MATERIAL FOR THIS EXERCISE =>
• • • • • • •

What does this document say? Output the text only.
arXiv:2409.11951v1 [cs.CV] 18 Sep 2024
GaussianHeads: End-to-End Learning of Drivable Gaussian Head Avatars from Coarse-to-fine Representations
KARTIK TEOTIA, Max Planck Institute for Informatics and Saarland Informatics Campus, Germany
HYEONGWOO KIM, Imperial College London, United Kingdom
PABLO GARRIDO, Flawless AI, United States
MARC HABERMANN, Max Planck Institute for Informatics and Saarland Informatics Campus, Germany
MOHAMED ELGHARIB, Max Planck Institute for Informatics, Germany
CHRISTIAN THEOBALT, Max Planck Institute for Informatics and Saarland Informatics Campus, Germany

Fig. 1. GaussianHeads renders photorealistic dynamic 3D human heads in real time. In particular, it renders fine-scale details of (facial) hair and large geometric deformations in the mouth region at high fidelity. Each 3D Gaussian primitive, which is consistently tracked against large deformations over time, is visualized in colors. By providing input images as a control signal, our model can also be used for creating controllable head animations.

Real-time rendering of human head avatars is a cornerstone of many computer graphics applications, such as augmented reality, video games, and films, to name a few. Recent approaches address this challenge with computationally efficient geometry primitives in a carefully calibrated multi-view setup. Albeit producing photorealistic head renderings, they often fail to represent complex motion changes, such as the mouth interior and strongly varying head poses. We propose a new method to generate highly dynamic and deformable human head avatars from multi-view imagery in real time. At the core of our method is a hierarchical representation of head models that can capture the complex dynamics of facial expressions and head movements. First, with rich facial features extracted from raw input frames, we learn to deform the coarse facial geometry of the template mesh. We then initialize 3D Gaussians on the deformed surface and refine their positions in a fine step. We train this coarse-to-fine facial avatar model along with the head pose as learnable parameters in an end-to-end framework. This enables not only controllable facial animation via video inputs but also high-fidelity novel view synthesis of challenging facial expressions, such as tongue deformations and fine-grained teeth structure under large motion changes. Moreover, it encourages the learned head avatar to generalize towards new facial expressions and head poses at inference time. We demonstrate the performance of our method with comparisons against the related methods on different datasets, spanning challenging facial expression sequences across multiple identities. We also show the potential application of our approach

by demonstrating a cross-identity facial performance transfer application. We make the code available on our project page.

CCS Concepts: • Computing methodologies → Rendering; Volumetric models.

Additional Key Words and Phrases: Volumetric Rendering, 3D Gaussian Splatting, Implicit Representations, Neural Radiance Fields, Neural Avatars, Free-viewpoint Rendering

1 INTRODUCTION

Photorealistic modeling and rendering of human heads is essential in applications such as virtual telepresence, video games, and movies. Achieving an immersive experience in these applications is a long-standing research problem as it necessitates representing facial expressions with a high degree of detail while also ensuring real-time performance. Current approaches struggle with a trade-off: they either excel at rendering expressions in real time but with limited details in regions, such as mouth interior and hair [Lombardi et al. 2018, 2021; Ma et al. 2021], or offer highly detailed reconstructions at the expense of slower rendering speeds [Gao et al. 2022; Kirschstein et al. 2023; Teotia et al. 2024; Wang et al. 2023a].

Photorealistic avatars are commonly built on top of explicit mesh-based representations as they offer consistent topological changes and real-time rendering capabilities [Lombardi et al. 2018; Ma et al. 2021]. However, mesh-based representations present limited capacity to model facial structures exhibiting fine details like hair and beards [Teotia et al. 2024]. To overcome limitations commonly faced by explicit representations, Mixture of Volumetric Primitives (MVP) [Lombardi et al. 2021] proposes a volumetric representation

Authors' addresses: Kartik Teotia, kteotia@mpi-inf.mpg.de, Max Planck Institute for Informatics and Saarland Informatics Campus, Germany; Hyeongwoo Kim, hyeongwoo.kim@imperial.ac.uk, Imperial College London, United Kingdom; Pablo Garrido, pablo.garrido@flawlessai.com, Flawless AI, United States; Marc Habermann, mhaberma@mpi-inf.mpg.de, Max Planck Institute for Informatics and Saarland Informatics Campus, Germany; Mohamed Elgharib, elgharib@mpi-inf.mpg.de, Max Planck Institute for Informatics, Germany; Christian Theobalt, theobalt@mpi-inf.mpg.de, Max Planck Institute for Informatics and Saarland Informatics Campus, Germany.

• • • • • • •

PROMPT =>
Write out every record verbatim.

OUTPUT FOR THIS TASK =>
What does this document say? Output the text only.
arXiv:2409.11951v1 [cs.CV] 18 Sep 2024
GaussianHeads: End-to-End Learning of Drivable Gaussian Head Avatars from Coarse-to-fine Representations
KARTIK TEOTIA, Max Planck Institute for Informatics and Saarland Informatics Campus, Germany
HYEONGWOO KIM, Imperial College London, United Kingdom
PABLO GARRIDO, Flawless AI, United States
MARC HABERMANN, Max Planck Institute for Informatics and Saarland Informatics Campus, Germany
MOHAMED ELGHARIB, Max Planck Institute for Informatics, Germany
CHRISTIAN THEOBALT, Max Planck Institute for Informatics and Saarland Informatics Campus, Germany

Fig. 1. GaussianHeads renders photorealistic dynamic 3D human heads in real time. In particular, it renders fine-scale details of (facial) hair and large geometric deformations in the mouth region at high fidelity. Each 3D Gaussian primitive, which is consistently tracked against large deformations over time, is visualized in colors. By providing input images as a control signal, our model can also be used for creating controllable head animations.

Real-time rendering of human head avatars is a cornerstone of many computer graphics applications, such as augmented reality, video games, and films, to name a few. Recent approaches address this challenge with computationally efficient geometry primitives in a carefully calibrated multi-view setup. Albeit producing photorealistic head renderings, they often fail to represent complex motion changes, such as the mouth interior and strongly varying head poses. We propose a new method to generate highly dynamic and deformable human head avatars from multi-view imagery in real time. At the core of our method is a hierarchical representation of head models that can capture the complex dynamics of facial expressions and head movements. First, with rich facial features extracted from raw input frames, we learn to deform the coarse facial geometry of the template mesh. We then initialize 3D Gaussians on the deformed surface and refine their positions in a fine step. We train this coarse-to-fine facial avatar model along with the head pose as learnable parameters in an end-to-end framework. This enables not only controllable facial animation via video inputs but also high-fidelity novel view synthesis of challenging facial expressions, such as tongue deformations and fine-grained teeth structure under large motion changes. Moreover, it encourages the learned head avatar to generalize towards new facial expressions and head poses at inference time. We demonstrate the performance of our method with comparisons against the related methods on different datasets, spanning challenging facial expression sequences across multiple identities. We also show the potential application of our approach

by demonstrating a cross-identity facial performance transfer application. We make the code available on our project page.

CCS Concepts: • Computing methodologies → Rendering; Volumetric models.

Additional Key Words and Phrases: Volumetric Rendering, 3D Gaussian Splatting, Implicit Representations, Neural Radiance Fields, Neural Avatars, Free-viewpoint Rendering

1 INTRODUCTION

Photorealistic modeling and rendering of human heads is essential in applications such as virtual telepresence, video games, and movies. Achieving an immersive experience in these applications is a long-standing research problem as it necessitates representing facial expressions with a high degree of detail while also ensuring real-time performance. Current approaches struggle with a trade-off: they either excel at rendering expressions in real time but with limited details in regions, such as mouth interior and hair [Lombardi et al. 2018, 2021; Ma et al. 2021], or offer highly detailed reconstructions at the expense of slower rendering speeds [Gao et al. 2022; Kirschstein et al. 2023; Teotia et al. 2024; Wang et al. 2023a].

Photorealistic avatars are commonly built on top of explicit mesh-based representations as they offer consistent topological changes and real-time rendering capabilities [Lombardi et al. 2018; Ma et al. 2021]. However, mesh-based representations present limited capacity to model facial structures exhibiting fine details like hair and beards [Teotia et al. 2024]. To overcome limitations commonly faced by explicit representations, Mixture of Volumetric Primitives (MVP) [Lombardi et al. 2021] proposes a volumetric representation

Authors' addresses: Kartik Teotia, kteotia@mpi-inf.mpg.de, Max Planck Institute for Informatics and Saarland Informatics Campus, Germany; Hyeongwoo Kim, hyeongwoo.kim@imperial.ac.uk, Imperial College London, United Kingdom; Pablo Garrido, pablo.garrido@flawlessai.com, Flawless AI, United States; Marc Habermann, mhaberma@mpi-inf.mpg.de, Max Planck Institute for Informatics and Saarland Informatics Campus, Germany; Mohamed Elgharib, elgharib@mpi-inf.mpg.de, Max Planck Institute for Informatics, Germany; Christian Theobalt, theobalt@mpi-inf.mpg.de, Max Planck Institute for Informatics and Saarland Informatics Campus, Germany.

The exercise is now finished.